Task description
Count every line of the listing where the string "Soil" occurs, and reply with the count alone.
-- START The records --
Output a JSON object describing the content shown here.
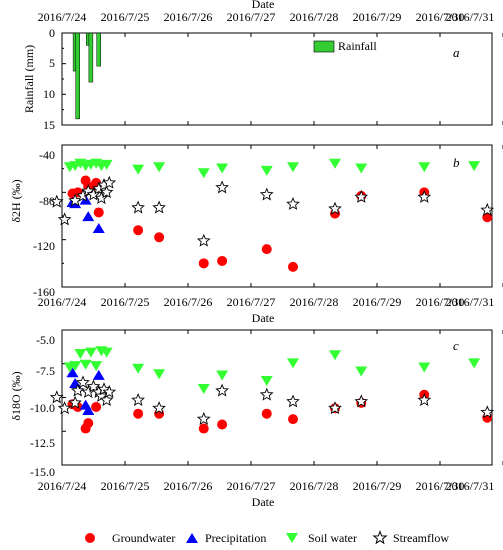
{
  "figure": {
    "date_ticks": [
      "2016/7/24",
      "2016/7/25",
      "2016/7/26",
      "2016/7/27",
      "2016/7/28",
      "2016/7/29",
      "2016/7/30",
      "2016/7/31"
    ],
    "xlabel": "Date"
  },
  "chart_data": [
    {
      "type": "bar",
      "panel": "a",
      "ylabel": "Rainfall (mm)",
      "ylim": [
        0,
        15
      ],
      "yticks": [
        0,
        5,
        10,
        15
      ],
      "y_inverted": true,
      "xlabel": "Date",
      "legend": {
        "label": "Rainfall",
        "position": "top-right"
      },
      "series": [
        {
          "name": "Rainfall",
          "color": "#33cc33",
          "points": [
            {
              "x": "2016/7/24 05:00",
              "y": 6.2
            },
            {
              "x": "2016/7/24 06:00",
              "y": 14.0
            },
            {
              "x": "2016/7/24 10:00",
              "y": 2.0
            },
            {
              "x": "2016/7/24 11:00",
              "y": 8.0
            },
            {
              "x": "2016/7/24 14:00",
              "y": 5.4
            }
          ]
        }
      ]
    },
    {
      "type": "scatter",
      "panel": "b",
      "ylabel": "δ2H (‰)",
      "ylim": [
        -160,
        -40
      ],
      "yticks": [
        -40,
        -80,
        -120,
        -160
      ],
      "y_minor_ticks": [
        -60,
        -100,
        -140
      ],
      "xlabel": "Date",
      "series": [
        {
          "name": "Groundwater",
          "points": [
            {
              "x": "2016/7/24 04:00",
              "y": -81
            },
            {
              "x": "2016/7/24 06:00",
              "y": -80
            },
            {
              "x": "2016/7/24 09:00",
              "y": -70
            },
            {
              "x": "2016/7/24 10:00",
              "y": -75
            },
            {
              "x": "2016/7/24 11:00",
              "y": -76
            },
            {
              "x": "2016/7/24 13:00",
              "y": -72
            },
            {
              "x": "2016/7/24 14:00",
              "y": -97
            },
            {
              "x": "2016/7/25 05:00",
              "y": -112
            },
            {
              "x": "2016/7/25 13:00",
              "y": -118
            },
            {
              "x": "2016/7/26 06:00",
              "y": -140
            },
            {
              "x": "2016/7/26 13:00",
              "y": -138
            },
            {
              "x": "2016/7/27 06:00",
              "y": -128
            },
            {
              "x": "2016/7/27 16:00",
              "y": -143
            },
            {
              "x": "2016/7/28 08:00",
              "y": -98
            },
            {
              "x": "2016/7/28 18:00",
              "y": -83
            },
            {
              "x": "2016/7/29 18:00",
              "y": -80
            },
            {
              "x": "2016/7/30 18:00",
              "y": -101
            }
          ]
        },
        {
          "name": "Precipitation",
          "points": [
            {
              "x": "2016/7/24 04:00",
              "y": -89
            },
            {
              "x": "2016/7/24 05:00",
              "y": -90
            },
            {
              "x": "2016/7/24 09:00",
              "y": -87
            },
            {
              "x": "2016/7/24 10:00",
              "y": -101
            },
            {
              "x": "2016/7/24 14:00",
              "y": -111
            }
          ]
        },
        {
          "name": "Soil water",
          "points": [
            {
              "x": "2016/7/24 03:00",
              "y": -58
            },
            {
              "x": "2016/7/24 05:00",
              "y": -57
            },
            {
              "x": "2016/7/24 07:00",
              "y": -55
            },
            {
              "x": "2016/7/24 09:00",
              "y": -57
            },
            {
              "x": "2016/7/24 11:00",
              "y": -56
            },
            {
              "x": "2016/7/24 13:00",
              "y": -55
            },
            {
              "x": "2016/7/24 15:00",
              "y": -57
            },
            {
              "x": "2016/7/24 17:00",
              "y": -56
            },
            {
              "x": "2016/7/25 05:00",
              "y": -60
            },
            {
              "x": "2016/7/25 13:00",
              "y": -58
            },
            {
              "x": "2016/7/26 06:00",
              "y": -63
            },
            {
              "x": "2016/7/26 13:00",
              "y": -59
            },
            {
              "x": "2016/7/27 06:00",
              "y": -61
            },
            {
              "x": "2016/7/27 16:00",
              "y": -58
            },
            {
              "x": "2016/7/28 08:00",
              "y": -55
            },
            {
              "x": "2016/7/28 18:00",
              "y": -59
            },
            {
              "x": "2016/7/29 18:00",
              "y": -58
            },
            {
              "x": "2016/7/30 13:00",
              "y": -57
            }
          ]
        },
        {
          "name": "Streamflow",
          "points": [
            {
              "x": "2016/7/23 22:00",
              "y": -88
            },
            {
              "x": "2016/7/24 01:00",
              "y": -103
            },
            {
              "x": "2016/7/24 05:00",
              "y": -87
            },
            {
              "x": "2016/7/24 08:00",
              "y": -83
            },
            {
              "x": "2016/7/24 10:00",
              "y": -79
            },
            {
              "x": "2016/7/24 12:00",
              "y": -82
            },
            {
              "x": "2016/7/24 14:00",
              "y": -77
            },
            {
              "x": "2016/7/24 15:00",
              "y": -85
            },
            {
              "x": "2016/7/24 16:00",
              "y": -74
            },
            {
              "x": "2016/7/24 17:00",
              "y": -80
            },
            {
              "x": "2016/7/24 18:00",
              "y": -72
            },
            {
              "x": "2016/7/25 05:00",
              "y": -93
            },
            {
              "x": "2016/7/25 13:00",
              "y": -93
            },
            {
              "x": "2016/7/26 06:00",
              "y": -121
            },
            {
              "x": "2016/7/26 13:00",
              "y": -76
            },
            {
              "x": "2016/7/27 06:00",
              "y": -82
            },
            {
              "x": "2016/7/27 16:00",
              "y": -90
            },
            {
              "x": "2016/7/28 08:00",
              "y": -94
            },
            {
              "x": "2016/7/28 18:00",
              "y": -84
            },
            {
              "x": "2016/7/29 18:00",
              "y": -84
            },
            {
              "x": "2016/7/30 18:00",
              "y": -95
            }
          ]
        }
      ]
    },
    {
      "type": "scatter",
      "panel": "c",
      "ylabel": "δ18O (‰)",
      "ylim": [
        -15.0,
        -5.0
      ],
      "yticks": [
        "-5.0",
        "-7.5",
        "-10.0",
        "-12.5",
        "-15.0"
      ],
      "xlabel": "Date",
      "series": [
        {
          "name": "Groundwater",
          "points": [
            {
              "x": "2016/7/24 04:00",
              "y": -10.5
            },
            {
              "x": "2016/7/24 06:00",
              "y": -10.7
            },
            {
              "x": "2016/7/24 09:00",
              "y": -12.3
            },
            {
              "x": "2016/7/24 10:00",
              "y": -11.9
            },
            {
              "x": "2016/7/24 13:00",
              "y": -10.7
            },
            {
              "x": "2016/7/25 05:00",
              "y": -11.2
            },
            {
              "x": "2016/7/25 13:00",
              "y": -11.2
            },
            {
              "x": "2016/7/26 06:00",
              "y": -12.3
            },
            {
              "x": "2016/7/26 13:00",
              "y": -12.0
            },
            {
              "x": "2016/7/27 06:00",
              "y": -11.2
            },
            {
              "x": "2016/7/27 16:00",
              "y": -11.6
            },
            {
              "x": "2016/7/28 08:00",
              "y": -10.8
            },
            {
              "x": "2016/7/28 18:00",
              "y": -10.4
            },
            {
              "x": "2016/7/29 18:00",
              "y": -9.8
            },
            {
              "x": "2016/7/30 18:00",
              "y": -11.5
            }
          ]
        },
        {
          "name": "Precipitation",
          "points": [
            {
              "x": "2016/7/24 04:00",
              "y": -8.2
            },
            {
              "x": "2016/7/24 05:00",
              "y": -9.0
            },
            {
              "x": "2016/7/24 09:00",
              "y": -10.6
            },
            {
              "x": "2016/7/24 10:00",
              "y": -11.0
            },
            {
              "x": "2016/7/24 14:00",
              "y": -8.4
            }
          ]
        },
        {
          "name": "Soil water",
          "points": [
            {
              "x": "2016/7/24 03:00",
              "y": -7.7
            },
            {
              "x": "2016/7/24 05:00",
              "y": -7.6
            },
            {
              "x": "2016/7/24 07:00",
              "y": -6.7
            },
            {
              "x": "2016/7/24 09:00",
              "y": -7.5
            },
            {
              "x": "2016/7/24 11:00",
              "y": -6.6
            },
            {
              "x": "2016/7/24 13:00",
              "y": -7.6
            },
            {
              "x": "2016/7/24 15:00",
              "y": -6.5
            },
            {
              "x": "2016/7/24 17:00",
              "y": -6.6
            },
            {
              "x": "2016/7/25 05:00",
              "y": -7.8
            },
            {
              "x": "2016/7/25 13:00",
              "y": -8.2
            },
            {
              "x": "2016/7/26 06:00",
              "y": -9.3
            },
            {
              "x": "2016/7/26 13:00",
              "y": -8.3
            },
            {
              "x": "2016/7/27 06:00",
              "y": -8.7
            },
            {
              "x": "2016/7/27 16:00",
              "y": -7.4
            },
            {
              "x": "2016/7/28 08:00",
              "y": -6.8
            },
            {
              "x": "2016/7/28 18:00",
              "y": -8.0
            },
            {
              "x": "2016/7/29 18:00",
              "y": -7.7
            },
            {
              "x": "2016/7/30 13:00",
              "y": -7.4
            }
          ]
        },
        {
          "name": "Streamflow",
          "points": [
            {
              "x": "2016/7/23 22:00",
              "y": -10.0
            },
            {
              "x": "2016/7/24 01:00",
              "y": -10.8
            },
            {
              "x": "2016/7/24 05:00",
              "y": -10.4
            },
            {
              "x": "2016/7/24 06:00",
              "y": -9.5
            },
            {
              "x": "2016/7/24 08:00",
              "y": -8.9
            },
            {
              "x": "2016/7/24 10:00",
              "y": -9.6
            },
            {
              "x": "2016/7/24 12:00",
              "y": -9.2
            },
            {
              "x": "2016/7/24 14:00",
              "y": -9.6
            },
            {
              "x": "2016/7/24 15:00",
              "y": -9.9
            },
            {
              "x": "2016/7/24 16:00",
              "y": -9.4
            },
            {
              "x": "2016/7/24 17:00",
              "y": -10.2
            },
            {
              "x": "2016/7/24 18:00",
              "y": -9.6
            },
            {
              "x": "2016/7/25 05:00",
              "y": -10.2
            },
            {
              "x": "2016/7/25 13:00",
              "y": -10.8
            },
            {
              "x": "2016/7/26 06:00",
              "y": -11.6
            },
            {
              "x": "2016/7/26 13:00",
              "y": -9.5
            },
            {
              "x": "2016/7/27 06:00",
              "y": -9.8
            },
            {
              "x": "2016/7/27 16:00",
              "y": -10.3
            },
            {
              "x": "2016/7/28 08:00",
              "y": -10.8
            },
            {
              "x": "2016/7/28 18:00",
              "y": -10.3
            },
            {
              "x": "2016/7/29 18:00",
              "y": -10.2
            },
            {
              "x": "2016/7/30 18:00",
              "y": -11.1
            }
          ]
        }
      ]
    }
  ],
  "legend": {
    "position": "bottom",
    "items": [
      {
        "label": "Groundwater",
        "marker": "circle",
        "color": "#ff0000"
      },
      {
        "label": "Precipitation",
        "marker": "triangle-up",
        "color": "#0000ff"
      },
      {
        "label": "Soil water",
        "marker": "triangle-down",
        "color": "#33ff33"
      },
      {
        "label": "Streamflow",
        "marker": "star",
        "color": "#000000"
      }
    ]
  },
  "colors": {
    "Groundwater": "#ff0000",
    "Precipitation": "#0000ff",
    "Soil water": "#33ff33",
    "Streamflow": "#000000",
    "Rainfall": "#33cc33"
  }
}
-- END The records --
The reply
4